What is needed
Print the entries that appear below, exactly as written and without their pictures.

Records for this exercise
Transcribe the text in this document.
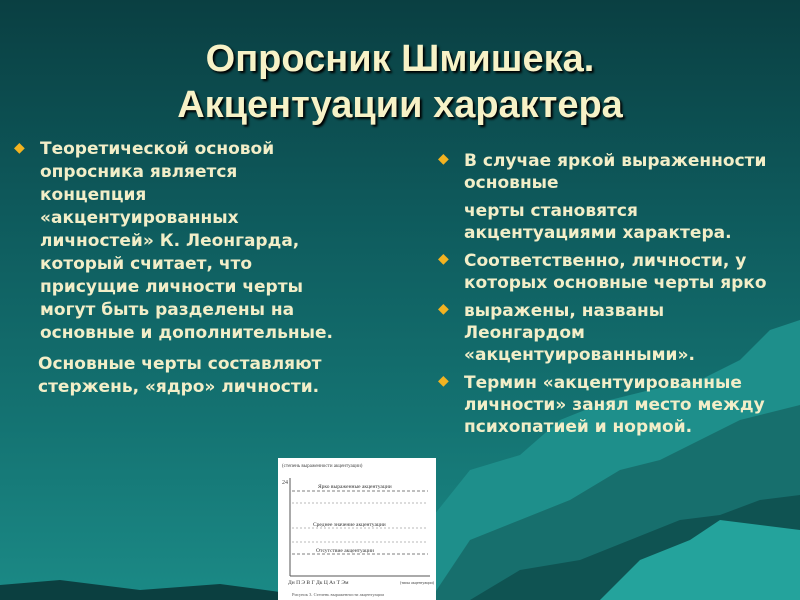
Опросник Шмишека.
Акцентуации характера
◆ Теоретической основой опросника является концепция «акцентуированных личностей» К. Леонгарда, который считает, что присущие личности черты могут быть разделены на основные и дополнительные.
Основные черты составляют стержень, «ядро» личности.
◆ В случае яркой выраженности основные
черты становятся акцентуациями характера.
◆ Соответственно, личности, у которых основные черты ярко
◆ выражены, названы Леонгардом «акцентуированными».
◆ Термин «акцентуированные личности» занял место между психопатией и нормой.
(степень выраженности акцентуации)
24
Ярко выраженные акцентуации
Среднее значение акцентуации
Отсутствие акцентуации
Дн П Э В Г Дк Ц Аз Т Эм	(типы акцентуации)
Рисунок 3. Степень выраженности акцентуации
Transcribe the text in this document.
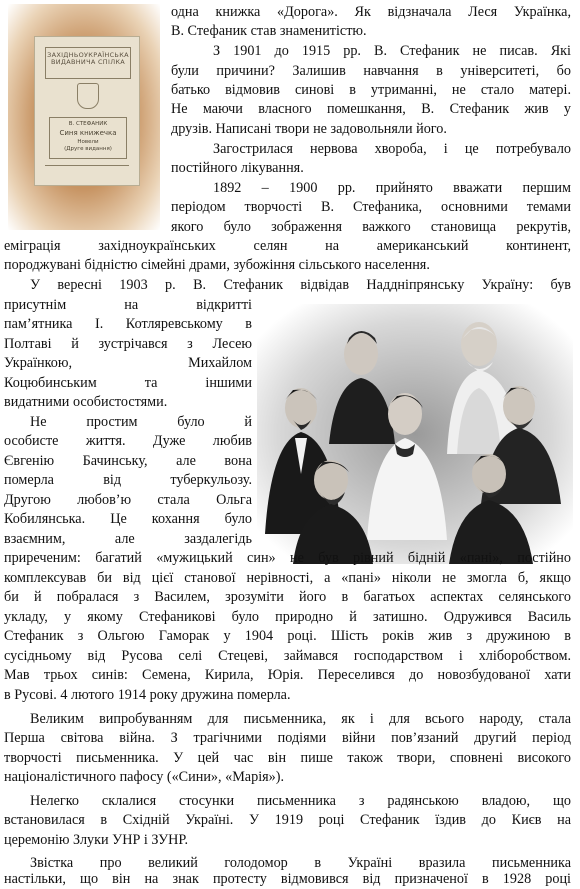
ЗАХІДНЬОУКРАЇНСЬКА ВИДАВНИЧА СПІЛКА
В. СТЕФАНИК
Синя книжечка
Новели
(Друге видання)
одна книжка «Дорога». Як відзначала Леся Українка,
В. Стефаник став знаменитістю.
З 1901 до 1915 рр. В. Стефаник не писав. Які
були причини? Залишив навчання в університеті, бо
батько відмовив синові в утриманні, не стало матері.
Не маючи власного помешкання, В. Стефаник жив у
друзів. Написані твори не задовольняли його.
Загострилася нервова хвороба, і це потребувало
постійного лікування.
1892 – 1900 рр. прийнято вважати першим
періодом творчості В. Стефаника, основними темами
якого було зображення важкого становища рекрутів,
еміграція західноукраїнських селян на американський континент,
породжувані бідністю сімейні драми, зубожіння сільського населення.
У вересні 1903 р. В. Стефаник відвідав Наддніпрянську Україну: був
присутнім на відкритті
пам’ятника І. Котляревському в
Полтаві й зустрічався з Лесею
Українкою, Михайлом
Коцюбинським та іншими
видатними особистостями.
Не простим було й
особисте життя. Дуже любив
Євгенію Бачинську, але вона
померла від туберкульозу.
Другою любов’ю стала Ольга
Кобилянська. Це кохання було
взаємним, але заздалегідь
приреченим: багатий «мужицький син» не був рівний бідній «пані», постійно
комплексував би від цієї станової нерівності, а «пані» ніколи не змогла б, якщо
би й побралася з Василем, зрозуміти його в багатьох аспектах селянського
укладу, у якому Стефаникові було природно й затишно. Одружився Василь
Стефаник з Ольгою Гаморак у 1904 році. Шість років жив з дружиною в
сусідньому від Русова селі Стецеві, займався господарством і хліборобством.
Мав трьох синів: Семена, Кирила, Юрія. Переселився до новозбудованої хати
в Русові. 4 лютого 1914 року дружина померла.
Великим випробуванням для письменника, як і для всього народу, стала
Перша світова війна. З трагічними подіями війни пов’язаний другий період
творчості письменника. У цей час він пише також твори, сповнені високого
націоналістичного пафосу («Сини», «Марія»).
Нелегко склалися стосунки письменника з радянською владою, що
встановилася в Східній Україні. У 1919 році Стефаник їздив до Києв на
церемонію Злуки УНР і ЗУНР.
Звістка про великий голодомор в Україні вразила письменника
настільки, що він на знак протесту відмовився від призначеної в 1928 році
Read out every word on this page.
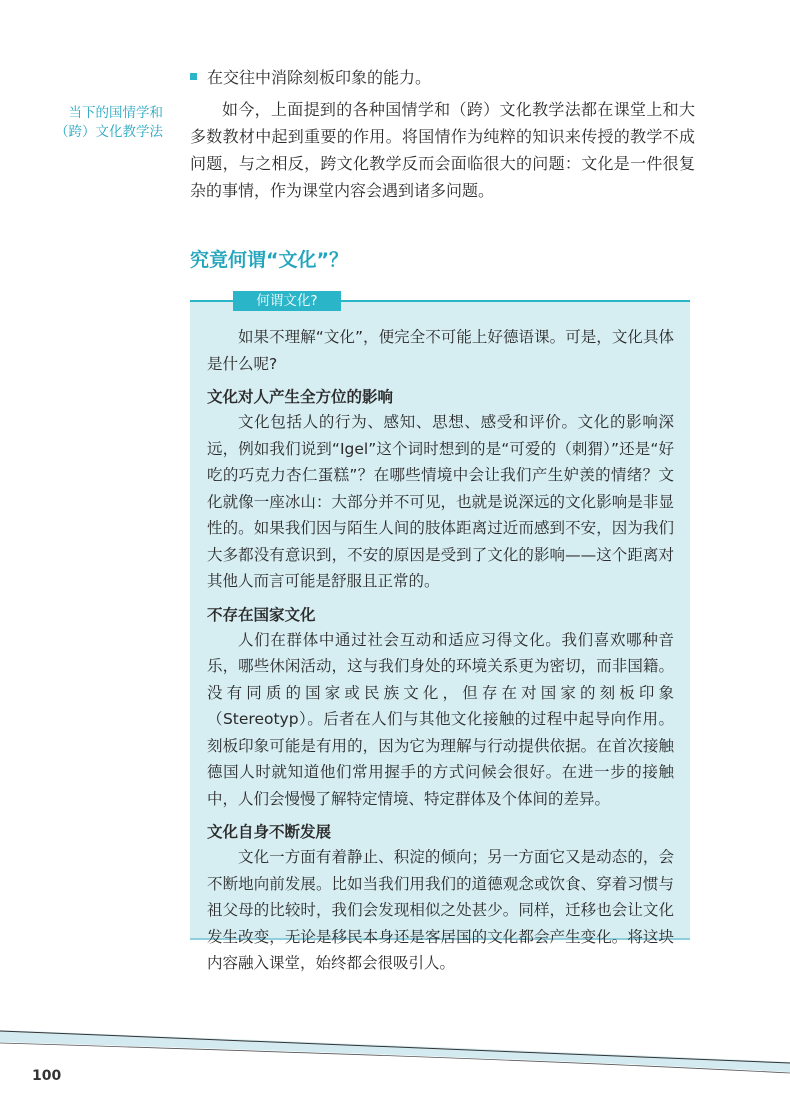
在交往中消除刻板印象的能力。
当下的国情学和
（跨）文化教学法

如今，上面提到的各种国情学和（跨）文化教学法都在课堂上和大多数教材中起到重要的作用。将国情作为纯粹的知识来传授的教学不成问题，与之相反，跨文化教学反而会面临很大的问题：文化是一件很复杂的事情，作为课堂内容会遇到诸多问题。

究竟何谓“文化”？

如果不理解“文化”，便完全不可能上好德语课。可是，文化具体是什么呢?

文化对人产生全方位的影响

文化包括人的行为、感知、思想、感受和评价。文化的影响深远，例如我们说到“Igel”这个词时想到的是“可爱的（刺猬）”还是“好吃的巧克力杏仁蛋糕”？在哪些情境中会让我们产生妒羡的情绪？文化就像一座冰山：大部分并不可见，也就是说深远的文化影响是非显性的。如果我们因与陌生人间的肢体距离过近而感到不安，因为我们大多都没有意识到，不安的原因是受到了文化的影响——这个距离对其他人而言可能是舒服且正常的。

不存在国家文化

人们在群体中通过社会互动和适应习得文化。我们喜欢哪种音乐，哪些休闲活动，这与我们身处的环境关系更为密切，而非国籍。没有同质的国家或民族文化，但存在对国家的刻板印象（Stereotyp）。后者在人们与其他文化接触的过程中起导向作用。刻板印象可能是有用的，因为它为理解与行动提供依据。在首次接触德国人时就知道他们常用握手的方式问候会很好。在进一步的接触中，人们会慢慢了解特定情境、特定群体及个体间的差异。

文化自身不断发展

文化一方面有着静止、积淀的倾向；另一方面它又是动态的，会不断地向前发展。比如当我们用我们的道德观念或饮食、穿着习惯与祖父母的比较时，我们会发现相似之处甚少。同样，迁移也会让文化发生改变，无论是移民本身还是客居国的文化都会产生变化。将这块内容融入课堂，始终都会很吸引人。

何谓文化?
100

Solution for this exercise
Transcribe the text in this document.
Опросник Шмишека.
Акцентуации характера
◆ Теоретической основой опросника является концепция «акцентуированных личностей» К. Леонгарда, который считает, что присущие личности черты могут быть разделены на основные и дополнительные.
Основные черты составляют стержень, «ядро» личности.
◆ В случае яркой выраженности основные
черты становятся акцентуациями характера.
◆ Соответственно, личности, у которых основные черты ярко
◆ выражены, названы Леонгардом «акцентуированными».
◆ Термин «акцентуированные личности» занял место между психопатией и нормой.
(степень выраженности акцентуации)
24
Ярко выраженные акцентуации
Среднее значение акцентуации
Отсутствие акцентуации
Дн П Э В Г Дк Ц Аз Т Эм	(типы акцентуации)
Рисунок 3. Степень выраженности акцентуации
Transcribe the text in this document.
ЗАХІДНЬОУКРАЇНСЬКА ВИДАВНИЧА СПІЛКА
В. СТЕФАНИК
Синя книжечка
Новели
(Друге видання)
одна книжка «Дорога». Як відзначала Леся Українка,
В. Стефаник став знаменитістю.
З 1901 до 1915 рр. В. Стефаник не писав. Які
були причини? Залишив навчання в університеті, бо
батько відмовив синові в утриманні, не стало матері.
Не маючи власного помешкання, В. Стефаник жив у
друзів. Написані твори не задовольняли його.
Загострилася нервова хвороба, і це потребувало
постійного лікування.
1892 – 1900 рр. прийнято вважати першим
періодом творчості В. Стефаника, основними темами
якого було зображення важкого становища рекрутів,
еміграція західноукраїнських селян на американський континент,
породжувані бідністю сімейні драми, зубожіння сільського населення.
У вересні 1903 р. В. Стефаник відвідав Наддніпрянську Україну: був
присутнім на відкритті
пам’ятника І. Котляревському в
Полтаві й зустрічався з Лесею
Українкою, Михайлом
Коцюбинським та іншими
видатними особистостями.
Не простим було й
особисте життя. Дуже любив
Євгенію Бачинську, але вона
померла від туберкульозу.
Другою любов’ю стала Ольга
Кобилянська. Це кохання було
взаємним, але заздалегідь
приреченим: багатий «мужицький син» не був рівний бідній «пані», постійно
комплексував би від цієї станової нерівності, а «пані» ніколи не змогла б, якщо
би й побралася з Василем, зрозуміти його в багатьох аспектах селянського
укладу, у якому Стефаникові було природно й затишно. Одружився Василь
Стефаник з Ольгою Гаморак у 1904 році. Шість років жив з дружиною в
сусідньому від Русова селі Стецеві, займався господарством і хліборобством.
Мав трьох синів: Семена, Кирила, Юрія. Переселився до новозбудованої хати
в Русові. 4 лютого 1914 року дружина померла.
Великим випробуванням для письменника, як і для всього народу, стала
Перша світова війна. З трагічними подіями війни пов’язаний другий період
творчості письменника. У цей час він пише також твори, сповнені високого
націоналістичного пафосу («Сини», «Марія»).
Нелегко склалися стосунки письменника з радянською владою, що
встановилася в Східній Україні. У 1919 році Стефаник їздив до Києв на
церемонію Злуки УНР і ЗУНР.
Звістка про великий голодомор в Україні вразила письменника
настільки, що він на знак протесту відмовився від призначеної в 1928 році
Read out every word on this page.
在交往中消除刻板印象的能力。
当下的国情学和
（跨）文化教学法

如今，上面提到的各种国情学和（跨）文化教学法都在课堂上和大多数教材中起到重要的作用。将国情作为纯粹的知识来传授的教学不成问题，与之相反，跨文化教学反而会面临很大的问题：文化是一件很复杂的事情，作为课堂内容会遇到诸多问题。

究竟何谓“文化”？

如果不理解“文化”，便完全不可能上好德语课。可是，文化具体是什么呢?

文化对人产生全方位的影响

文化包括人的行为、感知、思想、感受和评价。文化的影响深远，例如我们说到“Igel”这个词时想到的是“可爱的（刺猬）”还是“好吃的巧克力杏仁蛋糕”？在哪些情境中会让我们产生妒羡的情绪？文化就像一座冰山：大部分并不可见，也就是说深远的文化影响是非显性的。如果我们因与陌生人间的肢体距离过近而感到不安，因为我们大多都没有意识到，不安的原因是受到了文化的影响——这个距离对其他人而言可能是舒服且正常的。

不存在国家文化

人们在群体中通过社会互动和适应习得文化。我们喜欢哪种音乐，哪些休闲活动，这与我们身处的环境关系更为密切，而非国籍。没有同质的国家或民族文化，但存在对国家的刻板印象（Stereotyp）。后者在人们与其他文化接触的过程中起导向作用。刻板印象可能是有用的，因为它为理解与行动提供依据。在首次接触德国人时就知道他们常用握手的方式问候会很好。在进一步的接触中，人们会慢慢了解特定情境、特定群体及个体间的差异。

文化自身不断发展

文化一方面有着静止、积淀的倾向；另一方面它又是动态的，会不断地向前发展。比如当我们用我们的道德观念或饮食、穿着习惯与祖父母的比较时，我们会发现相似之处甚少。同样，迁移也会让文化发生改变，无论是移民本身还是客居国的文化都会产生变化。将这块内容融入课堂，始终都会很吸引人。

何谓文化?
100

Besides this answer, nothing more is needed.